• **DATA EXCERPTS**
——————

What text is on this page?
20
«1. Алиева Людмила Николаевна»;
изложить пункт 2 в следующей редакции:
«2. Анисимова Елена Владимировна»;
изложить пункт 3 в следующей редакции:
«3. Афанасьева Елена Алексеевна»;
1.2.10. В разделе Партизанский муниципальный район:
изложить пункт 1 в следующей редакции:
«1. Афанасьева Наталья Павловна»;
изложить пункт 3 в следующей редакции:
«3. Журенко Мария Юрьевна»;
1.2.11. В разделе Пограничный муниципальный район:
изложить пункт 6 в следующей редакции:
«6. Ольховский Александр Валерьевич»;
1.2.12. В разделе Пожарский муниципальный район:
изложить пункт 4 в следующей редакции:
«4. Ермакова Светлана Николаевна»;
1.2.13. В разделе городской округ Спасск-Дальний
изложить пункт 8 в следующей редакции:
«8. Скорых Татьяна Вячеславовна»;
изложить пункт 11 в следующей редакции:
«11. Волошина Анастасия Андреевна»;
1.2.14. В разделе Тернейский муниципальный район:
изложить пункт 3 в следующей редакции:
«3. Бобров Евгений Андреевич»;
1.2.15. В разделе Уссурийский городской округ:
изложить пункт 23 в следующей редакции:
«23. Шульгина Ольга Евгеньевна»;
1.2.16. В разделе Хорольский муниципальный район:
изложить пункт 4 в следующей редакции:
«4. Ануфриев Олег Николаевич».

——————

• **EXERCISE INSTRUCTIONS**
Above are the records; retype them all without a single difference.

• **RESULT**
What text is on this page?
20
«1. Алиева Людмила Николаевна»;
изложить пункт 2 в следующей редакции:
«2. Анисимова Елена Владимировна»;
изложить пункт 3 в следующей редакции:
«3. Афанасьева Елена Алексеевна»;
1.2.10. В разделе Партизанский муниципальный район:
изложить пункт 1 в следующей редакции:
«1. Афанасьева Наталья Павловна»;
изложить пункт 3 в следующей редакции:
«3. Журенко Мария Юрьевна»;
1.2.11. В разделе Пограничный муниципальный район:
изложить пункт 6 в следующей редакции:
«6. Ольховский Александр Валерьевич»;
1.2.12. В разделе Пожарский муниципальный район:
изложить пункт 4 в следующей редакции:
«4. Ермакова Светлана Николаевна»;
1.2.13. В разделе городской округ Спасск-Дальний
изложить пункт 8 в следующей редакции:
«8. Скорых Татьяна Вячеславовна»;
изложить пункт 11 в следующей редакции:
«11. Волошина Анастасия Андреевна»;
1.2.14. В разделе Тернейский муниципальный район:
изложить пункт 3 в следующей редакции:
«3. Бобров Евгений Андреевич»;
1.2.15. В разделе Уссурийский городской округ:
изложить пункт 23 в следующей редакции:
«23. Шульгина Ольга Евгеньевна»;
1.2.16. В разделе Хорольский муниципальный район:
изложить пункт 4 в следующей редакции:
«4. Ануфриев Олег Николаевич».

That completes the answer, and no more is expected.